» TASK TO CARRY OUT: Check each line below for the word "mnemonic" and give the number of lines that have it, nothing more.

» Extracted data entries:
________________________

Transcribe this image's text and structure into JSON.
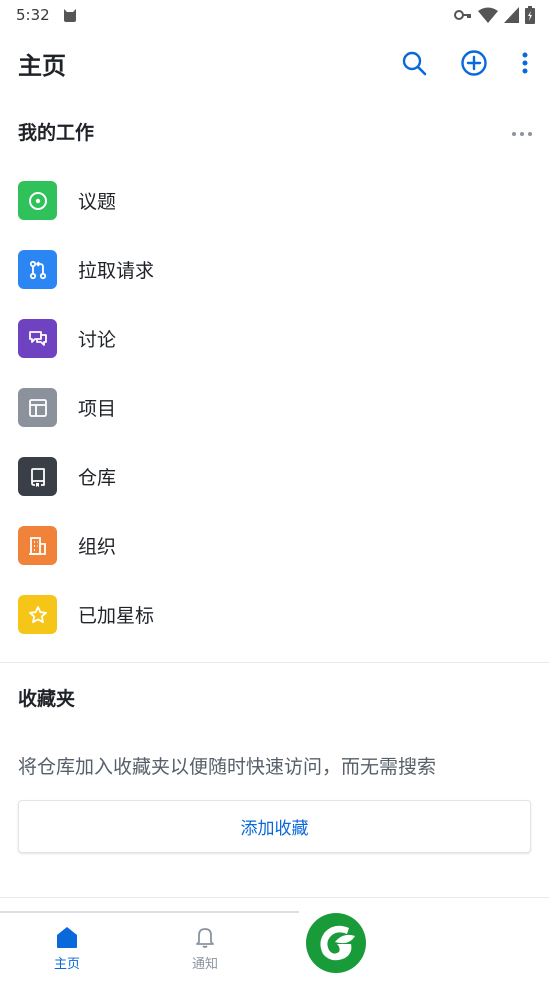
{
  "status_bar": {
    "time": "5:32",
    "icons": [
      "cat-icon",
      "key-icon",
      "wifi-icon",
      "signal-icon",
      "battery-icon"
    ]
  },
  "app_bar": {
    "title": "主页",
    "actions": [
      "search-icon",
      "add-circle-icon",
      "more-vertical-icon"
    ]
  },
  "my_work": {
    "title": "我的工作",
    "items": [
      {
        "label": "议题",
        "icon": "issue-icon",
        "color": "#2fc15a"
      },
      {
        "label": "拉取请求",
        "icon": "pull-request-icon",
        "color": "#2b86f4"
      },
      {
        "label": "讨论",
        "icon": "discussion-icon",
        "color": "#6f42c1"
      },
      {
        "label": "项目",
        "icon": "project-icon",
        "color": "#8b929c"
      },
      {
        "label": "仓库",
        "icon": "repo-icon",
        "color": "#3a3f47"
      },
      {
        "label": "组织",
        "icon": "organization-icon",
        "color": "#f0823a"
      },
      {
        "label": "已加星标",
        "icon": "star-icon",
        "color": "#f5c518"
      }
    ]
  },
  "favorites": {
    "title": "收藏夹",
    "description": "将仓库加入收藏夹以便随时快速访问，而无需搜索",
    "add_button": "添加收藏"
  },
  "bottom_nav": {
    "items": [
      {
        "label": "主页",
        "icon": "home-icon",
        "active": true
      },
      {
        "label": "通知",
        "icon": "bell-icon",
        "active": false
      }
    ]
  },
  "colors": {
    "accent": "#0969da",
    "watermark": "#1a9b3a"
  }
}
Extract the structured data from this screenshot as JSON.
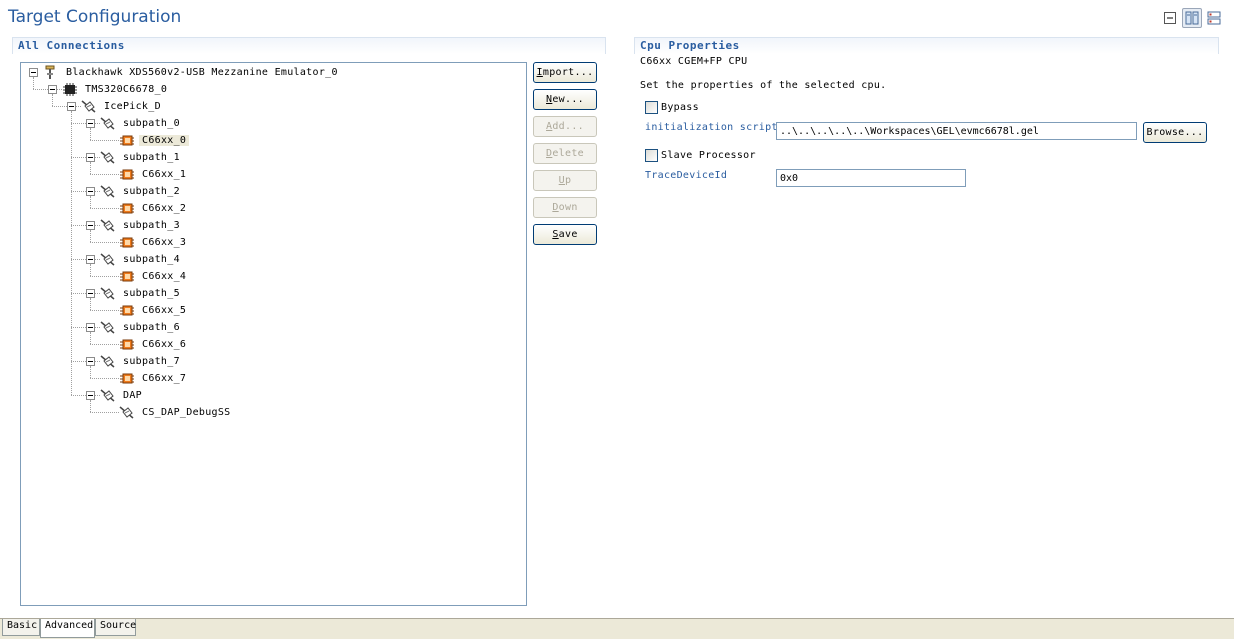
{
  "page": {
    "title": "Target Configuration"
  },
  "left_section": {
    "title": "All Connections"
  },
  "tree": [
    {
      "label": "Blackhawk XDS560v2-USB Mezzanine Emulator_0",
      "icon": "emulator-icon",
      "depth": 0,
      "expandable": true,
      "selected": false
    },
    {
      "label": "TMS320C6678_0",
      "icon": "chip-icon",
      "depth": 1,
      "expandable": true,
      "selected": false
    },
    {
      "label": "IcePick_D",
      "icon": "router-icon",
      "depth": 2,
      "expandable": true,
      "selected": false
    },
    {
      "label": "subpath_0",
      "icon": "router-icon",
      "depth": 3,
      "expandable": true,
      "selected": false
    },
    {
      "label": "C66xx_0",
      "icon": "cpu-icon",
      "depth": 4,
      "expandable": false,
      "selected": true
    },
    {
      "label": "subpath_1",
      "icon": "router-icon",
      "depth": 3,
      "expandable": true,
      "selected": false
    },
    {
      "label": "C66xx_1",
      "icon": "cpu-icon",
      "depth": 4,
      "expandable": false,
      "selected": false
    },
    {
      "label": "subpath_2",
      "icon": "router-icon",
      "depth": 3,
      "expandable": true,
      "selected": false
    },
    {
      "label": "C66xx_2",
      "icon": "cpu-icon",
      "depth": 4,
      "expandable": false,
      "selected": false
    },
    {
      "label": "subpath_3",
      "icon": "router-icon",
      "depth": 3,
      "expandable": true,
      "selected": false
    },
    {
      "label": "C66xx_3",
      "icon": "cpu-icon",
      "depth": 4,
      "expandable": false,
      "selected": false
    },
    {
      "label": "subpath_4",
      "icon": "router-icon",
      "depth": 3,
      "expandable": true,
      "selected": false
    },
    {
      "label": "C66xx_4",
      "icon": "cpu-icon",
      "depth": 4,
      "expandable": false,
      "selected": false
    },
    {
      "label": "subpath_5",
      "icon": "router-icon",
      "depth": 3,
      "expandable": true,
      "selected": false
    },
    {
      "label": "C66xx_5",
      "icon": "cpu-icon",
      "depth": 4,
      "expandable": false,
      "selected": false
    },
    {
      "label": "subpath_6",
      "icon": "router-icon",
      "depth": 3,
      "expandable": true,
      "selected": false
    },
    {
      "label": "C66xx_6",
      "icon": "cpu-icon",
      "depth": 4,
      "expandable": false,
      "selected": false
    },
    {
      "label": "subpath_7",
      "icon": "router-icon",
      "depth": 3,
      "expandable": true,
      "selected": false
    },
    {
      "label": "C66xx_7",
      "icon": "cpu-icon",
      "depth": 4,
      "expandable": false,
      "selected": false
    },
    {
      "label": "DAP",
      "icon": "router-icon",
      "depth": 3,
      "expandable": true,
      "selected": false
    },
    {
      "label": "CS_DAP_DebugSS",
      "icon": "router-icon",
      "depth": 4,
      "expandable": false,
      "selected": false
    }
  ],
  "buttons": [
    {
      "label": "Import...",
      "mnemonic": "I",
      "enabled": true
    },
    {
      "label": "New...",
      "mnemonic": "N",
      "enabled": true
    },
    {
      "label": "Add...",
      "mnemonic": "A",
      "enabled": false
    },
    {
      "label": "Delete",
      "mnemonic": "D",
      "enabled": false
    },
    {
      "label": "Up",
      "mnemonic": "U",
      "enabled": false
    },
    {
      "label": "Down",
      "mnemonic": "D",
      "enabled": false
    },
    {
      "label": "Save",
      "mnemonic": "S",
      "enabled": true
    }
  ],
  "right_section": {
    "title": "Cpu Properties",
    "cpu_name": "C66xx CGEM+FP CPU",
    "description": "Set the properties of the selected cpu.",
    "bypass_label": "Bypass",
    "bypass_checked": false,
    "init_script_label": "initialization script",
    "init_script_value": "..\\..\\..\\..\\..\\Workspaces\\GEL\\evmc6678l.gel",
    "browse_label": "Browse...",
    "slave_processor_label": "Slave Processor",
    "slave_processor_checked": false,
    "trace_device_label": "TraceDeviceId",
    "trace_device_value": "0x0"
  },
  "tabs": [
    {
      "label": "Basic",
      "active": false
    },
    {
      "label": "Advanced",
      "active": true
    },
    {
      "label": "Source",
      "active": false
    }
  ],
  "colors": {
    "accent": "#2a5da0",
    "cpu_orange": "#f07a1a",
    "border": "#7f9db9"
  }
}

________________________

» FULL RESPONSE: 7